---- Listing

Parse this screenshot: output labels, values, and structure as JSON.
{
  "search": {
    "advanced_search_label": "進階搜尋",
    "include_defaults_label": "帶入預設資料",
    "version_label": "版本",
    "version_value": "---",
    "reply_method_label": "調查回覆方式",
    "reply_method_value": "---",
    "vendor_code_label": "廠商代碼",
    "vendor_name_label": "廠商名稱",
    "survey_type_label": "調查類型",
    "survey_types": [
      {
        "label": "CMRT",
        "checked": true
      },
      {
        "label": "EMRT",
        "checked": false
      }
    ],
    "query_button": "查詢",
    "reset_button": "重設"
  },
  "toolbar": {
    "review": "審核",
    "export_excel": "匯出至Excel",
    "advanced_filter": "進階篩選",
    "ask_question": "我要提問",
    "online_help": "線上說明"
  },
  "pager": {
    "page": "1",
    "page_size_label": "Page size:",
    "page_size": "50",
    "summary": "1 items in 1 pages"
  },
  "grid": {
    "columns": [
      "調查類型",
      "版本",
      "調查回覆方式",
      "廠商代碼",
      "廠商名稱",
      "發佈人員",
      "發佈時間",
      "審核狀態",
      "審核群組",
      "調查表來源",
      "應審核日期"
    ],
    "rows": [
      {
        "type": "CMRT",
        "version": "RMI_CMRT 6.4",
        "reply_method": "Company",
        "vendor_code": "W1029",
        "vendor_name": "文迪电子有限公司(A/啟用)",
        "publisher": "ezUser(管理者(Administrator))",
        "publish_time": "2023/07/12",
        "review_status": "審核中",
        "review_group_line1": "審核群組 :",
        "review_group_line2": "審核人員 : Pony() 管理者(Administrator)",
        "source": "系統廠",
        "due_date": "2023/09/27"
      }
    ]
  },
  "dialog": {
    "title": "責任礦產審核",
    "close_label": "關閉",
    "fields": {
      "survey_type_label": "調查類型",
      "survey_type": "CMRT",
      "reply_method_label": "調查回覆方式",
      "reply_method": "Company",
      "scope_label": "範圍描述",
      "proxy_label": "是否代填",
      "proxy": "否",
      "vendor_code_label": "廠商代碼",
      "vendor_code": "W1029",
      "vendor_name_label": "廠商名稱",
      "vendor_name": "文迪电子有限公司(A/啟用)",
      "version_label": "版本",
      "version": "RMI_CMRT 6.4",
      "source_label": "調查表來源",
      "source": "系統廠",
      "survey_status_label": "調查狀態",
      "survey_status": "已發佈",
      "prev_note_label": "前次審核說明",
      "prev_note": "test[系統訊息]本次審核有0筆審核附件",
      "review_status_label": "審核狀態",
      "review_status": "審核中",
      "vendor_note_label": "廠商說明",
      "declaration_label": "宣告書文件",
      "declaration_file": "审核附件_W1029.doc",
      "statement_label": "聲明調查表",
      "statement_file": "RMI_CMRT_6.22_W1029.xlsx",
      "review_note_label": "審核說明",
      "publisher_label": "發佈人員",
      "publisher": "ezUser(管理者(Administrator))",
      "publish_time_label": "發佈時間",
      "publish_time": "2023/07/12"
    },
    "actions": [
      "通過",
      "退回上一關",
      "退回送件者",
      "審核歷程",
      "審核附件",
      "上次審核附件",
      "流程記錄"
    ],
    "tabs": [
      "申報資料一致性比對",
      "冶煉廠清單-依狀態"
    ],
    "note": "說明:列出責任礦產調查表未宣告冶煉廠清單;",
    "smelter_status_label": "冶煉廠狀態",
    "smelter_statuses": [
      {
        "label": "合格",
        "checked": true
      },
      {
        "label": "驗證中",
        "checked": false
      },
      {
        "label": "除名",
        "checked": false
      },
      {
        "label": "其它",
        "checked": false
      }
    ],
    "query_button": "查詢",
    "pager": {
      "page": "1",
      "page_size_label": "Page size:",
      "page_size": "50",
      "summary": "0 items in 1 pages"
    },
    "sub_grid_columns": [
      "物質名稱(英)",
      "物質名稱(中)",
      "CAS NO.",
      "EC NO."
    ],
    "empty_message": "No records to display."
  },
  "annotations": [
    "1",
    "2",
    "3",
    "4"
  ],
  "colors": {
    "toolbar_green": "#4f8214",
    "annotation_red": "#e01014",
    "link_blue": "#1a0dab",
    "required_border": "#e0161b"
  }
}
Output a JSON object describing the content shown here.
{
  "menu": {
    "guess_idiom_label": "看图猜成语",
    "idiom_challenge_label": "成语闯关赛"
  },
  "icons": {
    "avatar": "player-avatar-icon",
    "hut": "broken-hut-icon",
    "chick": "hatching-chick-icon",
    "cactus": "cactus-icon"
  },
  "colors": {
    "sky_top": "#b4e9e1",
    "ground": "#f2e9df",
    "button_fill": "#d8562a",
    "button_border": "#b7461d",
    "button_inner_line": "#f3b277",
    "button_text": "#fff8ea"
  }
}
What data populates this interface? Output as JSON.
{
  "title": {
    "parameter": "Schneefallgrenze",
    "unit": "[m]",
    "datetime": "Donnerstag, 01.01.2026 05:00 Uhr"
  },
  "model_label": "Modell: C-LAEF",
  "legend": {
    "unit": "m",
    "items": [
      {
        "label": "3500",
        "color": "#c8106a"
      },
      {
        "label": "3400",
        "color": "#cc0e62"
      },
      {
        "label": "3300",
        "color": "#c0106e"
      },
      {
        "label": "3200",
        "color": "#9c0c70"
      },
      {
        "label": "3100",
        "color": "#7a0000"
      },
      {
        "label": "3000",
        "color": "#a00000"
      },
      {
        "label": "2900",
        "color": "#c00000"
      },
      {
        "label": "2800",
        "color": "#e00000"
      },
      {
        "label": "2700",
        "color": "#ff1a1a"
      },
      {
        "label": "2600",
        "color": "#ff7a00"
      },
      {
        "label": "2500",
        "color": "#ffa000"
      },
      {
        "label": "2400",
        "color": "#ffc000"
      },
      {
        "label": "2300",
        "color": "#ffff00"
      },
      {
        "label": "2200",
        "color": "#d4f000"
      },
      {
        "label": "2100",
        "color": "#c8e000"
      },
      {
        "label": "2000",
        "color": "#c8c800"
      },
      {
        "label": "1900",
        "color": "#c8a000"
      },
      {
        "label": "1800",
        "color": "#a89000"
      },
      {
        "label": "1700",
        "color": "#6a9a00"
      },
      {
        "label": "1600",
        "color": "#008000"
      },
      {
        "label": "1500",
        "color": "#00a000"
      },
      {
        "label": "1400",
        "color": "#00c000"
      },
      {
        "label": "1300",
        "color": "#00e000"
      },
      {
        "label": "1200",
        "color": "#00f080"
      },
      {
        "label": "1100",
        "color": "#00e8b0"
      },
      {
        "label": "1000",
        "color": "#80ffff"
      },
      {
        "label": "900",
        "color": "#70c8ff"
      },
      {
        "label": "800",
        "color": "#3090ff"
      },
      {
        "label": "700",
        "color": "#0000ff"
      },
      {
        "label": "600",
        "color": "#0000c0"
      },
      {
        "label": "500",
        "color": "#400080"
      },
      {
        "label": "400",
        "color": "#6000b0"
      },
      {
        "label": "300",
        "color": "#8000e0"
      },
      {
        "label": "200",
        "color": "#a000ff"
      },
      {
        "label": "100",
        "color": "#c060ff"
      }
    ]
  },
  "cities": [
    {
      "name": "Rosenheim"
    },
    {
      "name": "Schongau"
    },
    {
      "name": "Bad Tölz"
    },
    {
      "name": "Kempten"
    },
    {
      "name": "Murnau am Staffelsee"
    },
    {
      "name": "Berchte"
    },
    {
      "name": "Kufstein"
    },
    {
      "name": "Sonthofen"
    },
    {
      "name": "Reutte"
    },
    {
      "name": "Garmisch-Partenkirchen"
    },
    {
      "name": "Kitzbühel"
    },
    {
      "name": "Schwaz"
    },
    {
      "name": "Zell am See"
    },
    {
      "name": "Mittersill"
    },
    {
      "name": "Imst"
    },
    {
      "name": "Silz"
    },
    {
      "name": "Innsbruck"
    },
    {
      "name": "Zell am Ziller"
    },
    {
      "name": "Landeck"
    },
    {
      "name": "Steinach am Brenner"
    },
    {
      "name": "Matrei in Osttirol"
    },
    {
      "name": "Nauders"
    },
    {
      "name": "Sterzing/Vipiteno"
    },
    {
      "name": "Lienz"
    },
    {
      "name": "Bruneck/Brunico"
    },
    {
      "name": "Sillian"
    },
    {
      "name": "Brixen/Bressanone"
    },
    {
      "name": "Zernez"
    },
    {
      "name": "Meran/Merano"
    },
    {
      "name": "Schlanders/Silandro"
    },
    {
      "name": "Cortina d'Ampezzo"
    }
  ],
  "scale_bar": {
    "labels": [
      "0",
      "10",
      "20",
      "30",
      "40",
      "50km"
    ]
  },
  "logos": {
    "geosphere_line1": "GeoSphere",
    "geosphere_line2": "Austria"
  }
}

--------

**Directive:** Gather each line in the entries above where the string "items" is found.

**Task answer:**
    "summary": "1 items in 1 pages"
      "summary": "0 items in 1 pages"
    "items": [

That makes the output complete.